→ **Challenge**
In the entries, find all lines that hold the word "JSON" and copy them.

************

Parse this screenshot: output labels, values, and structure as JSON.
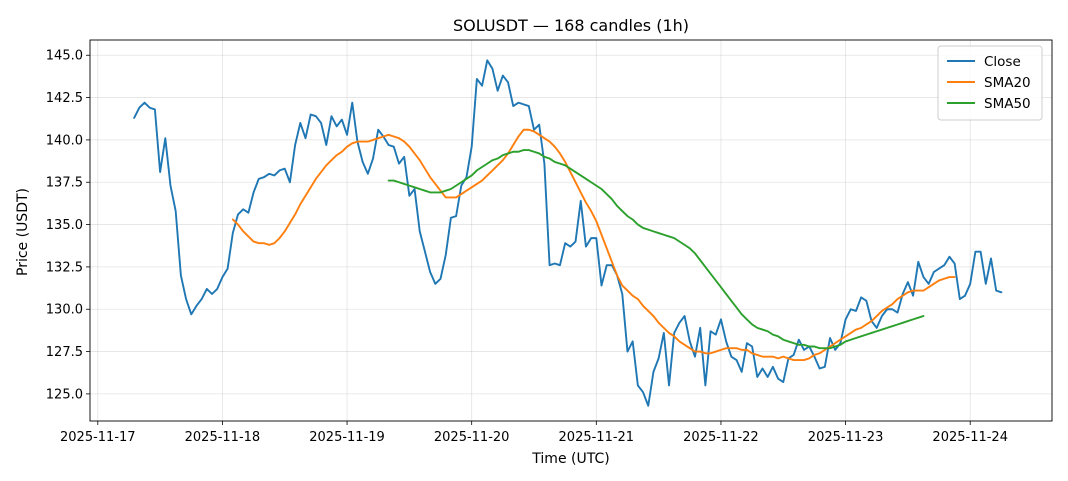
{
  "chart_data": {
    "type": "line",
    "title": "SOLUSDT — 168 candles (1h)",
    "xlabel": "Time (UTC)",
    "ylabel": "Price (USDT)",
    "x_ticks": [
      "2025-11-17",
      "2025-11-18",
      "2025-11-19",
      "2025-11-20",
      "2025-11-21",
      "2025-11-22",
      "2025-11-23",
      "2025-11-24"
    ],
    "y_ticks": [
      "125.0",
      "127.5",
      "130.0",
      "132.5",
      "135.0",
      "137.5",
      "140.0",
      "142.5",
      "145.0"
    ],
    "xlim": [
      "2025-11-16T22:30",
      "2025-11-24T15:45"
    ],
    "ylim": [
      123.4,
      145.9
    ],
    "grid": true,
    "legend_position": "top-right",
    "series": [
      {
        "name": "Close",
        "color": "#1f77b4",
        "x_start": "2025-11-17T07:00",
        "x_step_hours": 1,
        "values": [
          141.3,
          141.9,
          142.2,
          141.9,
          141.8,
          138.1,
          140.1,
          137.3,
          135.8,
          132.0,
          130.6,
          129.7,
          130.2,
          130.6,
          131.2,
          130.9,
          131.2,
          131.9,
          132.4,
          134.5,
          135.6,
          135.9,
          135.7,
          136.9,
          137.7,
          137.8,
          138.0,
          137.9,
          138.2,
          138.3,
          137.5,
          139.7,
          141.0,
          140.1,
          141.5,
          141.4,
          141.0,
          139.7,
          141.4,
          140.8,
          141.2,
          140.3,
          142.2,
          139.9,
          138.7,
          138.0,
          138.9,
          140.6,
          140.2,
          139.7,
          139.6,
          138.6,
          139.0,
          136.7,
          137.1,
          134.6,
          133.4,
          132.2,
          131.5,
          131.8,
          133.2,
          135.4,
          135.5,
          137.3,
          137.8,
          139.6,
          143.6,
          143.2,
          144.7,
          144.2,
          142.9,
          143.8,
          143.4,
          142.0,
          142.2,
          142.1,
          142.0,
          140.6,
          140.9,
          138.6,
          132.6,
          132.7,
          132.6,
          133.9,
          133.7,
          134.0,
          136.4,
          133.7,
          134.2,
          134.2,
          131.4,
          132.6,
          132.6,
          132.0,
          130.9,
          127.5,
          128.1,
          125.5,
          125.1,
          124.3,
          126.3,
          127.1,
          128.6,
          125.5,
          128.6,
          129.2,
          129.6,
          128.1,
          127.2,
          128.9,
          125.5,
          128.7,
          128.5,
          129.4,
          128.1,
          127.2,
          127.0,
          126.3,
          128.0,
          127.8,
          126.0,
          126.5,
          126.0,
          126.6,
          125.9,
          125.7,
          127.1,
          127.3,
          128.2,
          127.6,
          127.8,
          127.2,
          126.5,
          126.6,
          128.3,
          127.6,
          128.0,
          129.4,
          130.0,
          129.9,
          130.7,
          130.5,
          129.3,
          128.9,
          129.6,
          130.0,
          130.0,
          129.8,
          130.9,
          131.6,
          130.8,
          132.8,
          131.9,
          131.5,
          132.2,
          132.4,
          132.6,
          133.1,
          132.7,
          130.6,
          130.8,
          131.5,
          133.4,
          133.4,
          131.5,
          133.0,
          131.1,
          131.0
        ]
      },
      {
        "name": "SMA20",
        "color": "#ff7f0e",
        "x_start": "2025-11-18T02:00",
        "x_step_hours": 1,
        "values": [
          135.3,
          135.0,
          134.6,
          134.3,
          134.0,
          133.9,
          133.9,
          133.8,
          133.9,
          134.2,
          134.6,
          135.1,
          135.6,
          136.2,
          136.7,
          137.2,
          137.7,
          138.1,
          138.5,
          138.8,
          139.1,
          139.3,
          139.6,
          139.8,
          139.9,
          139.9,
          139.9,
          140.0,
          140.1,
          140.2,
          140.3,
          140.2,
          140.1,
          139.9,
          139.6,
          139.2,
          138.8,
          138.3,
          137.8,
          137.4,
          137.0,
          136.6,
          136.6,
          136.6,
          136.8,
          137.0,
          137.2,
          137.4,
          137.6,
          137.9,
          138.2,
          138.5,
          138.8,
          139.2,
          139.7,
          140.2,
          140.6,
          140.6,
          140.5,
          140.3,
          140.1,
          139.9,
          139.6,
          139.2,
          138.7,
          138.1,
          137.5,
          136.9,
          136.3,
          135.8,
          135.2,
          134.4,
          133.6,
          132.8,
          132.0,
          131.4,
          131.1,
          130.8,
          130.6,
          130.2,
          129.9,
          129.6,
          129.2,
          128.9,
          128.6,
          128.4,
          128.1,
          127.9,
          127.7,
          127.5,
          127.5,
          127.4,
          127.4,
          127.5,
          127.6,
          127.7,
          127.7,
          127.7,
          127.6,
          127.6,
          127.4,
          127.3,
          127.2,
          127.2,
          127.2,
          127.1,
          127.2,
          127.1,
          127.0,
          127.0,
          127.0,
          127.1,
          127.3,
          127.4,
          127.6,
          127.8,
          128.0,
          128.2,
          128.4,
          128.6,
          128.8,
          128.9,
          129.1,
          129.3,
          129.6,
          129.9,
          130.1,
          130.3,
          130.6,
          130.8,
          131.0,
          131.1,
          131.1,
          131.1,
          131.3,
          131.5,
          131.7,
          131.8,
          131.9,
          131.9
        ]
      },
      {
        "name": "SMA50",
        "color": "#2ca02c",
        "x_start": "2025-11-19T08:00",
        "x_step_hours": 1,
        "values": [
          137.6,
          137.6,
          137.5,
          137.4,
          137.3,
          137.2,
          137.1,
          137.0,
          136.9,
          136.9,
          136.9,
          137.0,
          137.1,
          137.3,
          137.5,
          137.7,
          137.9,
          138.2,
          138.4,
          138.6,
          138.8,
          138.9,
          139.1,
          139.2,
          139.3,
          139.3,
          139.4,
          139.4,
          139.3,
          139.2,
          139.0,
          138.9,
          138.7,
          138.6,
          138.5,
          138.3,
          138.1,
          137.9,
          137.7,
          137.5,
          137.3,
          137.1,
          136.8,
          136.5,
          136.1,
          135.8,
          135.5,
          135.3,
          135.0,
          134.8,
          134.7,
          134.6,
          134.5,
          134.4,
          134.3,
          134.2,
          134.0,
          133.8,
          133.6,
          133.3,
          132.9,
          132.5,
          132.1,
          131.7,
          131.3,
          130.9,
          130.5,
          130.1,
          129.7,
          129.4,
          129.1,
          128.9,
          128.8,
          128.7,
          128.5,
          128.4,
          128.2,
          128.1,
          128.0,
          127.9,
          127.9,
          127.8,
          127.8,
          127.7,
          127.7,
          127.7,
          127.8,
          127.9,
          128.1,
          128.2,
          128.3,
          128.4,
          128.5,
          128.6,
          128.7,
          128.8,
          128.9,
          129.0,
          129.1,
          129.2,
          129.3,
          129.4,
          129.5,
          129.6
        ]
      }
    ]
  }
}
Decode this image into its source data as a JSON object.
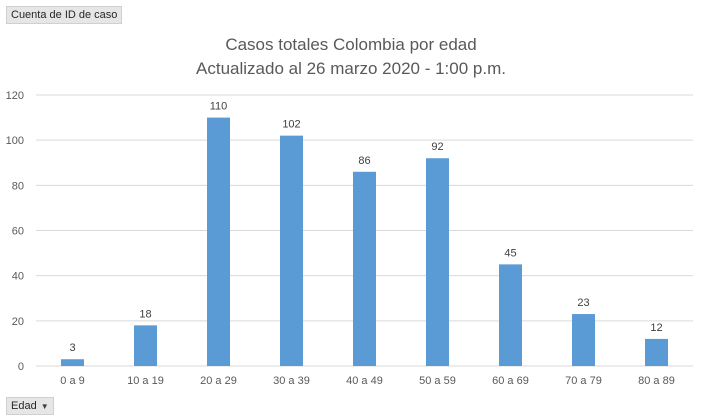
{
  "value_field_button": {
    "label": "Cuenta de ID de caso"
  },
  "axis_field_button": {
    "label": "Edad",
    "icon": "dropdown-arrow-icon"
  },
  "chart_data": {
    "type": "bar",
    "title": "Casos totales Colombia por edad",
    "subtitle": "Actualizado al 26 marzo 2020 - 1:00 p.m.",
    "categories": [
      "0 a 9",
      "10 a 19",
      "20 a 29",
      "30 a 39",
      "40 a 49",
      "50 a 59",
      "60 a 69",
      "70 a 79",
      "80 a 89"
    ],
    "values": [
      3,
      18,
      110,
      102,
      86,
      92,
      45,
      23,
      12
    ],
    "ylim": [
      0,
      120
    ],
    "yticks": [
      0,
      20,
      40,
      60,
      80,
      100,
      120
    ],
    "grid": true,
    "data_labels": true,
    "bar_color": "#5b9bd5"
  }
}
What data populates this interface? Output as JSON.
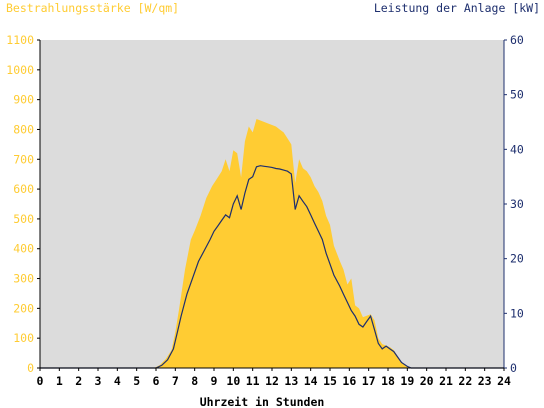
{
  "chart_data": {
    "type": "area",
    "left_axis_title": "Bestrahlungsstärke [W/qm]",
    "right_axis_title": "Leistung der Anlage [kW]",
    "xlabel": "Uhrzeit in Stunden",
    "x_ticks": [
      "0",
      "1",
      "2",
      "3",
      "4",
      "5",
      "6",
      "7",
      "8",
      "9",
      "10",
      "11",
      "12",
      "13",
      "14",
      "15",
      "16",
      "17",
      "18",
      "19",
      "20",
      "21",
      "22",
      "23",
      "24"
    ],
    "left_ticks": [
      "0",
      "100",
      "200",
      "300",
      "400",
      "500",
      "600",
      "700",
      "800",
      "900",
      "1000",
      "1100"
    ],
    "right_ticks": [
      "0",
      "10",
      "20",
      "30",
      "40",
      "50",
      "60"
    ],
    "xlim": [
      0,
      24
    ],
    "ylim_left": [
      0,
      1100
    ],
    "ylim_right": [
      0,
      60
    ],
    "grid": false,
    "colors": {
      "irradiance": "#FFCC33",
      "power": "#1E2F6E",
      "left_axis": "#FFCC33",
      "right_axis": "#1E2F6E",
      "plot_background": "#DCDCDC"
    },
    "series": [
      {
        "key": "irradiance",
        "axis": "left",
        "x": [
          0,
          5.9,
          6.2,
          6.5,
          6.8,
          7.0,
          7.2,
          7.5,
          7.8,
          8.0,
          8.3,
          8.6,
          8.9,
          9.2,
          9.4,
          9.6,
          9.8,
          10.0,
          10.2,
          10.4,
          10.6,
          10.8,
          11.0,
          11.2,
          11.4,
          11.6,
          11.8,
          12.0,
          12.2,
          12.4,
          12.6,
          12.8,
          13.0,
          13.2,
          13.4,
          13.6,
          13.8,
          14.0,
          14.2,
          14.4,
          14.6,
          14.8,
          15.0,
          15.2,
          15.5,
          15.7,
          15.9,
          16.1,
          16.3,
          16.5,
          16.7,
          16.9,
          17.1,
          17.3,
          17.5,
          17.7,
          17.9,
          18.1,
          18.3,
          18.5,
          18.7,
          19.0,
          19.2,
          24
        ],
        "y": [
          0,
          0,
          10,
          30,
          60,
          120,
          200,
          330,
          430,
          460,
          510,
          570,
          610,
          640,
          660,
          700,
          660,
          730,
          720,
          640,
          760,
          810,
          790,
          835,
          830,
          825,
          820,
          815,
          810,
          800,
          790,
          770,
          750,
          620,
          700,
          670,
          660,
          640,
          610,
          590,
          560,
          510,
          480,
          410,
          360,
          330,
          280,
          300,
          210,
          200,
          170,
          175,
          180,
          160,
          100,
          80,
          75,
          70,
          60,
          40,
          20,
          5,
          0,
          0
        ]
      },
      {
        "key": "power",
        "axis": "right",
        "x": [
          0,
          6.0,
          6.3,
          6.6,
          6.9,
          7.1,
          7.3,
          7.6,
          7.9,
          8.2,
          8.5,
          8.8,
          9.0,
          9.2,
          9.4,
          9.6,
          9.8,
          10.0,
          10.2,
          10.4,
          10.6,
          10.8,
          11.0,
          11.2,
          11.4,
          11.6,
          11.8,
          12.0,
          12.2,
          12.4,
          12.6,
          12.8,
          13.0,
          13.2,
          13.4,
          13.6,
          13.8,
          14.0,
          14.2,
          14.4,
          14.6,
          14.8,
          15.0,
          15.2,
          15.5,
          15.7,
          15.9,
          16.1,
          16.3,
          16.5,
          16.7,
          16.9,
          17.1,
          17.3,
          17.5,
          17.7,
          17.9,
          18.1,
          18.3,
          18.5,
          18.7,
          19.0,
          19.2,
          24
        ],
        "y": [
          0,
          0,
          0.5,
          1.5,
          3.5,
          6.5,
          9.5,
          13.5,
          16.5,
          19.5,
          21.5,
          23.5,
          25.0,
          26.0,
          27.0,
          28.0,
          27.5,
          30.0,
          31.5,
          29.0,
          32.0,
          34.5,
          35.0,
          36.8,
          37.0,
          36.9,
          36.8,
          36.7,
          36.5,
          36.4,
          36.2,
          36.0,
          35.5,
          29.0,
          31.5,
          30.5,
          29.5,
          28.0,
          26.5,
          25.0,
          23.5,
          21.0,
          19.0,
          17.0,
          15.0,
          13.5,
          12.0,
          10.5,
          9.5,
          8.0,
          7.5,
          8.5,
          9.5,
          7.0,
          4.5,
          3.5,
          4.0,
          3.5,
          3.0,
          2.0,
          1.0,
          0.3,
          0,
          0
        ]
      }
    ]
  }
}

************

→ **Written answer**
Parse this screenshot: output labels, values, and structure as JSON.
Decode this image into its source data as a JSON object.
What data populates this interface? Output as JSON.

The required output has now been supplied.